Stated problem> Say how many lines include the word "text". Reply with nothing but the number.

-=-=-

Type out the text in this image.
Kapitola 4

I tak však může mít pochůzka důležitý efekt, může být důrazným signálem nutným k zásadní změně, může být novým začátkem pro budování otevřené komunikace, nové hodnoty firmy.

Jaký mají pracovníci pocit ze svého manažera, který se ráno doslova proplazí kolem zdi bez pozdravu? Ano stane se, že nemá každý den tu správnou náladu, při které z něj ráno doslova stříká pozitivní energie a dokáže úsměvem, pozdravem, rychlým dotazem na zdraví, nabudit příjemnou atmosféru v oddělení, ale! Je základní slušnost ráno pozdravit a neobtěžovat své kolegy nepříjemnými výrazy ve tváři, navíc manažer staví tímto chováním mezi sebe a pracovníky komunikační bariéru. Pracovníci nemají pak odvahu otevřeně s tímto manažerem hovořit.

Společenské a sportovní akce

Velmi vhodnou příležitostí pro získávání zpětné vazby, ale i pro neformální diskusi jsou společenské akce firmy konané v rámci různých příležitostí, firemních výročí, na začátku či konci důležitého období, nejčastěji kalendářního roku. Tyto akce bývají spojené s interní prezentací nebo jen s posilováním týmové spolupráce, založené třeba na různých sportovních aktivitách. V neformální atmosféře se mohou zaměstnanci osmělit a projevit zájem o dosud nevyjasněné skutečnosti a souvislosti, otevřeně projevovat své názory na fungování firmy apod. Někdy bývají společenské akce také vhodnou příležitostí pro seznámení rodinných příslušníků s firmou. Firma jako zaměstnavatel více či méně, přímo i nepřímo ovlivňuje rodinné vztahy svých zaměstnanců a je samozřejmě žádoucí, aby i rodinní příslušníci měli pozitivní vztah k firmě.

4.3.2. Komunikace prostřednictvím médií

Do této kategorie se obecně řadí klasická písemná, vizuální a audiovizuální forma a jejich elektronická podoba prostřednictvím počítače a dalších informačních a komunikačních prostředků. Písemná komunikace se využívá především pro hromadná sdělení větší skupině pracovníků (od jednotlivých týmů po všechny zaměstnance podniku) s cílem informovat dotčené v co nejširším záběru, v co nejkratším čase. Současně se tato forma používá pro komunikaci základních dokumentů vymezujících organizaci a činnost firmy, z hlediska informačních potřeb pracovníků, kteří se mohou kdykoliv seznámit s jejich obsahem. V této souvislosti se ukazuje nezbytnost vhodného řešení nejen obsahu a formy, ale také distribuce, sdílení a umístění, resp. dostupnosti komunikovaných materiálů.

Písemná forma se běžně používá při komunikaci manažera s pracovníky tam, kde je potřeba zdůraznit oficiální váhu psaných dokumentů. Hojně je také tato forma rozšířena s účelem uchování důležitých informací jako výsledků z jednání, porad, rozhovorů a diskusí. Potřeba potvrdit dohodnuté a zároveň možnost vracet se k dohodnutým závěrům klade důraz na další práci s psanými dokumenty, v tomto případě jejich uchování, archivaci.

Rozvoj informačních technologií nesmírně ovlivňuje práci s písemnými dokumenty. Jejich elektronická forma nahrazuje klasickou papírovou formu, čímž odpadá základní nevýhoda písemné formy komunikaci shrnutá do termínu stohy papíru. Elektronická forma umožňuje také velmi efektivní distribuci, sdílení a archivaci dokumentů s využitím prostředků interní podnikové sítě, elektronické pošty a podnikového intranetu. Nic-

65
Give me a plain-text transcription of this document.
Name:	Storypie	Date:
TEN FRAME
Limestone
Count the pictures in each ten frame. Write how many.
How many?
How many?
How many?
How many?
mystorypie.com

-=-=-

Task result> 2